§ **What needs to be done**: Type out every line below exactly as it reads.

### Stored data

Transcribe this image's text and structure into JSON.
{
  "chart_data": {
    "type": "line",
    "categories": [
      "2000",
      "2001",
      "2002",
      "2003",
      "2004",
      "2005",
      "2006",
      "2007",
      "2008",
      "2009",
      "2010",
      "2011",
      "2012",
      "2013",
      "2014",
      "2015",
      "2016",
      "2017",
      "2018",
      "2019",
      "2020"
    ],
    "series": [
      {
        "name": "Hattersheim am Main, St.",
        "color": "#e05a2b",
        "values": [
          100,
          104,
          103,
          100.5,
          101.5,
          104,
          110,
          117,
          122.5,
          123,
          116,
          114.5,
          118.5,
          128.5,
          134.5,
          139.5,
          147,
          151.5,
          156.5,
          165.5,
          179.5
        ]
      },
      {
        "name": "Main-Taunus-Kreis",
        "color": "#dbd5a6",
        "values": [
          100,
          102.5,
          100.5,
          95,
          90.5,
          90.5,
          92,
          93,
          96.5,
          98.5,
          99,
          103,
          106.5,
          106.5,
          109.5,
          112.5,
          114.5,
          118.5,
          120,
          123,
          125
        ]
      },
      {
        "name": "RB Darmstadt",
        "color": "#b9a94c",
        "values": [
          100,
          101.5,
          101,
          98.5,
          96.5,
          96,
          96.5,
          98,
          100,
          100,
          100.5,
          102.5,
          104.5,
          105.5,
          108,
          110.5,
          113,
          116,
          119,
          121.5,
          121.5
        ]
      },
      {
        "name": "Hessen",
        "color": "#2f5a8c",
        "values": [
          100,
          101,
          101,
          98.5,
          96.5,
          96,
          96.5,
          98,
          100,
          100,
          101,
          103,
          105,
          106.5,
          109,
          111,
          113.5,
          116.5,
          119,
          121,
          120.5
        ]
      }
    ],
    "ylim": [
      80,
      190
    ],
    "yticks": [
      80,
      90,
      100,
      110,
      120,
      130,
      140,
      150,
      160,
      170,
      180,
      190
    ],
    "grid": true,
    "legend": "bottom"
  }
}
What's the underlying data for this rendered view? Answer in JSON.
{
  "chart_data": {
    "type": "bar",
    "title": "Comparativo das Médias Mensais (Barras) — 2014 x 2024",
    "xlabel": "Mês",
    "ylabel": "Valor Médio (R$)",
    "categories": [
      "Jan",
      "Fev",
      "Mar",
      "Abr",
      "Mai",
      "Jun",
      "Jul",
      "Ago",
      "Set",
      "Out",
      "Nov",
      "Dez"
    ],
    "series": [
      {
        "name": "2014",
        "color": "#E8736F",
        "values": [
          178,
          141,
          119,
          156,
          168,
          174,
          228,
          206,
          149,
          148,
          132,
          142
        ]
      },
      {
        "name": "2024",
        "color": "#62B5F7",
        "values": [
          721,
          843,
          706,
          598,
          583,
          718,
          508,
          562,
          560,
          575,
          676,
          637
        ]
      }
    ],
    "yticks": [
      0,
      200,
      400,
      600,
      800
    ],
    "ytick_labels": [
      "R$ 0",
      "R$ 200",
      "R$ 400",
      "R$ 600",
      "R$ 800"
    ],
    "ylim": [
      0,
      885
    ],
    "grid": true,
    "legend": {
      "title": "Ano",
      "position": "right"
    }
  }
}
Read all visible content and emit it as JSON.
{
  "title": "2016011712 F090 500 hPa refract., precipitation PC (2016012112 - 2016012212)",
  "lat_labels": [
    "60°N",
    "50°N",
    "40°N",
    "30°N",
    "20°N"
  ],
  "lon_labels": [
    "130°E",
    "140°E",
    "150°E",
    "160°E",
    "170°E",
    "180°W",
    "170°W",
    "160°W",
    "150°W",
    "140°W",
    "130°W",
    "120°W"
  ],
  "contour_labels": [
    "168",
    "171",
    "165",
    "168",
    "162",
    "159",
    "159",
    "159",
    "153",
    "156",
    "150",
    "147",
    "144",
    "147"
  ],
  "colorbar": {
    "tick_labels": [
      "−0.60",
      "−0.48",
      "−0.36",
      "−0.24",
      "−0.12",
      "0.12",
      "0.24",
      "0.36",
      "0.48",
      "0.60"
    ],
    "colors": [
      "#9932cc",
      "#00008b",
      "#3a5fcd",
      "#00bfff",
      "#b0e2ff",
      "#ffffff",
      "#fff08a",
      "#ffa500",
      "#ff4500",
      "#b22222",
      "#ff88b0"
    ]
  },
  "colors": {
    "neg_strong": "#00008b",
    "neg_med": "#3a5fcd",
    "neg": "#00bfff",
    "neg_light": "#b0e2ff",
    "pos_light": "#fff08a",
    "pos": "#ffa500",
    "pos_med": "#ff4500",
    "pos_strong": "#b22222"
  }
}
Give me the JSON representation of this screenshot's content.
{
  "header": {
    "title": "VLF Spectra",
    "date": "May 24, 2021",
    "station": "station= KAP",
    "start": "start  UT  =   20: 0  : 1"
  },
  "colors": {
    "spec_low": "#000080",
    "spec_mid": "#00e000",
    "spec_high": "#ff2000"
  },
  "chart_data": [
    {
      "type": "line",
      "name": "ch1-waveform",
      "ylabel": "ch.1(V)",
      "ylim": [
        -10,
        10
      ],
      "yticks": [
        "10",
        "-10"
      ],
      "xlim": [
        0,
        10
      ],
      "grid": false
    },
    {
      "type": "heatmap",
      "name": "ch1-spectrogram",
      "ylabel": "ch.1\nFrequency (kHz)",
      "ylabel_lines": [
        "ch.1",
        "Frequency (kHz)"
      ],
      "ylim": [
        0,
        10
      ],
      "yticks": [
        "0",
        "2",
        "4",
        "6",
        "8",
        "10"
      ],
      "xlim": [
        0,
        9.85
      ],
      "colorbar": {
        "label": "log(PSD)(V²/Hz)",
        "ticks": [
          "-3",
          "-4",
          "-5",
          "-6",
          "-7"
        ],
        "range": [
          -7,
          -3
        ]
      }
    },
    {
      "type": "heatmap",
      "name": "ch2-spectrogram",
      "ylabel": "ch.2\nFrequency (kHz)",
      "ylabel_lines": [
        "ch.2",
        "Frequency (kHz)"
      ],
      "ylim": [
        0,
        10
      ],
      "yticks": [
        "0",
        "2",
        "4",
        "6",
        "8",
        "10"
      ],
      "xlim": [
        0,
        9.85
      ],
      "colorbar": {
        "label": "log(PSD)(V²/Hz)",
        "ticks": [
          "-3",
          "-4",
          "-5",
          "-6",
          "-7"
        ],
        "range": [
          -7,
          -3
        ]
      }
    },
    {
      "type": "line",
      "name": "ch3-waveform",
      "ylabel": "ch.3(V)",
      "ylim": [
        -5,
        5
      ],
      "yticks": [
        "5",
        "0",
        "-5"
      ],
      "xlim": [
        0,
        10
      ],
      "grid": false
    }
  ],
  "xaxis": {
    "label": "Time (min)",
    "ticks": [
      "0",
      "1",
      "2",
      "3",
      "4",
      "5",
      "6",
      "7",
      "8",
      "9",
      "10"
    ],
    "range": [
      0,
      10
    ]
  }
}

######

§ **Solution for this task**:
Transcribe this image's text and structure into JSON.
{
  "chart_data": {
    "type": "line",
    "categories": [
      "2000",
      "2001",
      "2002",
      "2003",
      "2004",
      "2005",
      "2006",
      "2007",
      "2008",
      "2009",
      "2010",
      "2011",
      "2012",
      "2013",
      "2014",
      "2015",
      "2016",
      "2017",
      "2018",
      "2019",
      "2020"
    ],
    "series": [
      {
        "name": "Hattersheim am Main, St.",
        "color": "#e05a2b",
        "values": [
          100,
          104,
          103,
          100.5,
          101.5,
          104,
          110,
          117,
          122.5,
          123,
          116,
          114.5,
          118.5,
          128.5,
          134.5,
          139.5,
          147,
          151.5,
          156.5,
          165.5,
          179.5
        ]
      },
      {
        "name": "Main-Taunus-Kreis",
        "color": "#dbd5a6",
        "values": [
          100,
          102.5,
          100.5,
          95,
          90.5,
          90.5,
          92,
          93,
          96.5,
          98.5,
          99,
          103,
          106.5,
          106.5,
          109.5,
          112.5,
          114.5,
          118.5,
          120,
          123,
          125
        ]
      },
      {
        "name": "RB Darmstadt",
        "color": "#b9a94c",
        "values": [
          100,
          101.5,
          101,
          98.5,
          96.5,
          96,
          96.5,
          98,
          100,
          100,
          100.5,
          102.5,
          104.5,
          105.5,
          108,
          110.5,
          113,
          116,
          119,
          121.5,
          121.5
        ]
      },
      {
        "name": "Hessen",
        "color": "#2f5a8c",
        "values": [
          100,
          101,
          101,
          98.5,
          96.5,
          96,
          96.5,
          98,
          100,
          100,
          101,
          103,
          105,
          106.5,
          109,
          111,
          113.5,
          116.5,
          119,
          121,
          120.5
        ]
      }
    ],
    "ylim": [
      80,
      190
    ],
    "yticks": [
      80,
      90,
      100,
      110,
      120,
      130,
      140,
      150,
      160,
      170,
      180,
      190
    ],
    "grid": true,
    "legend": "bottom"
  }
}
What's the underlying data for this rendered view? Answer in JSON.
{
  "chart_data": {
    "type": "bar",
    "title": "Comparativo das Médias Mensais (Barras) — 2014 x 2024",
    "xlabel": "Mês",
    "ylabel": "Valor Médio (R$)",
    "categories": [
      "Jan",
      "Fev",
      "Mar",
      "Abr",
      "Mai",
      "Jun",
      "Jul",
      "Ago",
      "Set",
      "Out",
      "Nov",
      "Dez"
    ],
    "series": [
      {
        "name": "2014",
        "color": "#E8736F",
        "values": [
          178,
          141,
          119,
          156,
          168,
          174,
          228,
          206,
          149,
          148,
          132,
          142
        ]
      },
      {
        "name": "2024",
        "color": "#62B5F7",
        "values": [
          721,
          843,
          706,
          598,
          583,
          718,
          508,
          562,
          560,
          575,
          676,
          637
        ]
      }
    ],
    "yticks": [
      0,
      200,
      400,
      600,
      800
    ],
    "ytick_labels": [
      "R$ 0",
      "R$ 200",
      "R$ 400",
      "R$ 600",
      "R$ 800"
    ],
    "ylim": [
      0,
      885
    ],
    "grid": true,
    "legend": {
      "title": "Ano",
      "position": "right"
    }
  }
}
Read all visible content and emit it as JSON.
{
  "title": "2016011712 F090 500 hPa refract., precipitation PC (2016012112 - 2016012212)",
  "lat_labels": [
    "60°N",
    "50°N",
    "40°N",
    "30°N",
    "20°N"
  ],
  "lon_labels": [
    "130°E",
    "140°E",
    "150°E",
    "160°E",
    "170°E",
    "180°W",
    "170°W",
    "160°W",
    "150°W",
    "140°W",
    "130°W",
    "120°W"
  ],
  "contour_labels": [
    "168",
    "171",
    "165",
    "168",
    "162",
    "159",
    "159",
    "159",
    "153",
    "156",
    "150",
    "147",
    "144",
    "147"
  ],
  "colorbar": {
    "tick_labels": [
      "−0.60",
      "−0.48",
      "−0.36",
      "−0.24",
      "−0.12",
      "0.12",
      "0.24",
      "0.36",
      "0.48",
      "0.60"
    ],
    "colors": [
      "#9932cc",
      "#00008b",
      "#3a5fcd",
      "#00bfff",
      "#b0e2ff",
      "#ffffff",
      "#fff08a",
      "#ffa500",
      "#ff4500",
      "#b22222",
      "#ff88b0"
    ]
  },
  "colors": {
    "neg_strong": "#00008b",
    "neg_med": "#3a5fcd",
    "neg": "#00bfff",
    "neg_light": "#b0e2ff",
    "pos_light": "#fff08a",
    "pos": "#ffa500",
    "pos_med": "#ff4500",
    "pos_strong": "#b22222"
  }
}
Give me the JSON representation of this screenshot's content.
{
  "header": {
    "title": "VLF Spectra",
    "date": "May 24, 2021",
    "station": "station= KAP",
    "start": "start  UT  =   20: 0  : 1"
  },
  "colors": {
    "spec_low": "#000080",
    "spec_mid": "#00e000",
    "spec_high": "#ff2000"
  },
  "chart_data": [
    {
      "type": "line",
      "name": "ch1-waveform",
      "ylabel": "ch.1(V)",
      "ylim": [
        -10,
        10
      ],
      "yticks": [
        "10",
        "-10"
      ],
      "xlim": [
        0,
        10
      ],
      "grid": false
    },
    {
      "type": "heatmap",
      "name": "ch1-spectrogram",
      "ylabel": "ch.1\nFrequency (kHz)",
      "ylabel_lines": [
        "ch.1",
        "Frequency (kHz)"
      ],
      "ylim": [
        0,
        10
      ],
      "yticks": [
        "0",
        "2",
        "4",
        "6",
        "8",
        "10"
      ],
      "xlim": [
        0,
        9.85
      ],
      "colorbar": {
        "label": "log(PSD)(V²/Hz)",
        "ticks": [
          "-3",
          "-4",
          "-5",
          "-6",
          "-7"
        ],
        "range": [
          -7,
          -3
        ]
      }
    },
    {
      "type": "heatmap",
      "name": "ch2-spectrogram",
      "ylabel": "ch.2\nFrequency (kHz)",
      "ylabel_lines": [
        "ch.2",
        "Frequency (kHz)"
      ],
      "ylim": [
        0,
        10
      ],
      "yticks": [
        "0",
        "2",
        "4",
        "6",
        "8",
        "10"
      ],
      "xlim": [
        0,
        9.85
      ],
      "colorbar": {
        "label": "log(PSD)(V²/Hz)",
        "ticks": [
          "-3",
          "-4",
          "-5",
          "-6",
          "-7"
        ],
        "range": [
          -7,
          -3
        ]
      }
    },
    {
      "type": "line",
      "name": "ch3-waveform",
      "ylabel": "ch.3(V)",
      "ylim": [
        -5,
        5
      ],
      "yticks": [
        "5",
        "0",
        "-5"
      ],
      "xlim": [
        0,
        10
      ],
      "grid": false
    }
  ],
  "xaxis": {
    "label": "Time (min)",
    "ticks": [
      "0",
      "1",
      "2",
      "3",
      "4",
      "5",
      "6",
      "7",
      "8",
      "9",
      "10"
    ],
    "range": [
      0,
      10
    ]
  }
}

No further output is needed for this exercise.